**Your instructions**
Extract all of the data and reproduce it precisely.

[Dataset excerpt]
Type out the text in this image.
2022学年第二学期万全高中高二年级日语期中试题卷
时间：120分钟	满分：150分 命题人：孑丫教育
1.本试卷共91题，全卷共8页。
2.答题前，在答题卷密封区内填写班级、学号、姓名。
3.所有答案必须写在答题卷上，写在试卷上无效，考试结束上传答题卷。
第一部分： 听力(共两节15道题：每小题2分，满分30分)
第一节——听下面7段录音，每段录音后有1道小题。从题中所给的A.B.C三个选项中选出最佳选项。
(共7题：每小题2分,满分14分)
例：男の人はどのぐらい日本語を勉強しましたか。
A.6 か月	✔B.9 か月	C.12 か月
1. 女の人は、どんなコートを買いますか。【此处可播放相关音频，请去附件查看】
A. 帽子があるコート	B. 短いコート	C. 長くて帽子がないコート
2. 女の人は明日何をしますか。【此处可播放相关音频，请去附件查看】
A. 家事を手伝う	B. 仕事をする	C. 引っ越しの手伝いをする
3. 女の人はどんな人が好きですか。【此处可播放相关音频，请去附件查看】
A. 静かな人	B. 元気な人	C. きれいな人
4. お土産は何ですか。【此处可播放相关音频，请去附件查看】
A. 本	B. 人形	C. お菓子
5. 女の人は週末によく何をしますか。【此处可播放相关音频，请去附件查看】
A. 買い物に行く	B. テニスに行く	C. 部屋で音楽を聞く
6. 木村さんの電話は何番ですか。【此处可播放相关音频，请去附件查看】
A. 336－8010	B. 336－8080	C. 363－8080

**Finished answer**
Type out the text in this image.
2022学年第二学期万全高中高二年级日语期中试题卷
时间：120分钟	满分：150分 命题人：孑丫教育
1.本试卷共91题，全卷共8页。
2.答题前，在答题卷密封区内填写班级、学号、姓名。
3.所有答案必须写在答题卷上，写在试卷上无效，考试结束上传答题卷。
第一部分： 听力(共两节15道题：每小题2分，满分30分)
第一节——听下面7段录音，每段录音后有1道小题。从题中所给的A.B.C三个选项中选出最佳选项。
(共7题：每小题2分,满分14分)
例：男の人はどのぐらい日本語を勉強しましたか。
A.6 か月	✔B.9 か月	C.12 か月
1. 女の人は、どんなコートを買いますか。【此处可播放相关音频，请去附件查看】
A. 帽子があるコート	B. 短いコート	C. 長くて帽子がないコート
2. 女の人は明日何をしますか。【此处可播放相关音频，请去附件查看】
A. 家事を手伝う	B. 仕事をする	C. 引っ越しの手伝いをする
3. 女の人はどんな人が好きですか。【此处可播放相关音频，请去附件查看】
A. 静かな人	B. 元気な人	C. きれいな人
4. お土産は何ですか。【此处可播放相关音频，请去附件查看】
A. 本	B. 人形	C. お菓子
5. 女の人は週末によく何をしますか。【此处可播放相关音频，请去附件查看】
A. 買い物に行く	B. テニスに行く	C. 部屋で音楽を聞く
6. 木村さんの電話は何番ですか。【此处可播放相关音频，请去附件查看】
A. 336－8010	B. 336－8080	C. 363－8080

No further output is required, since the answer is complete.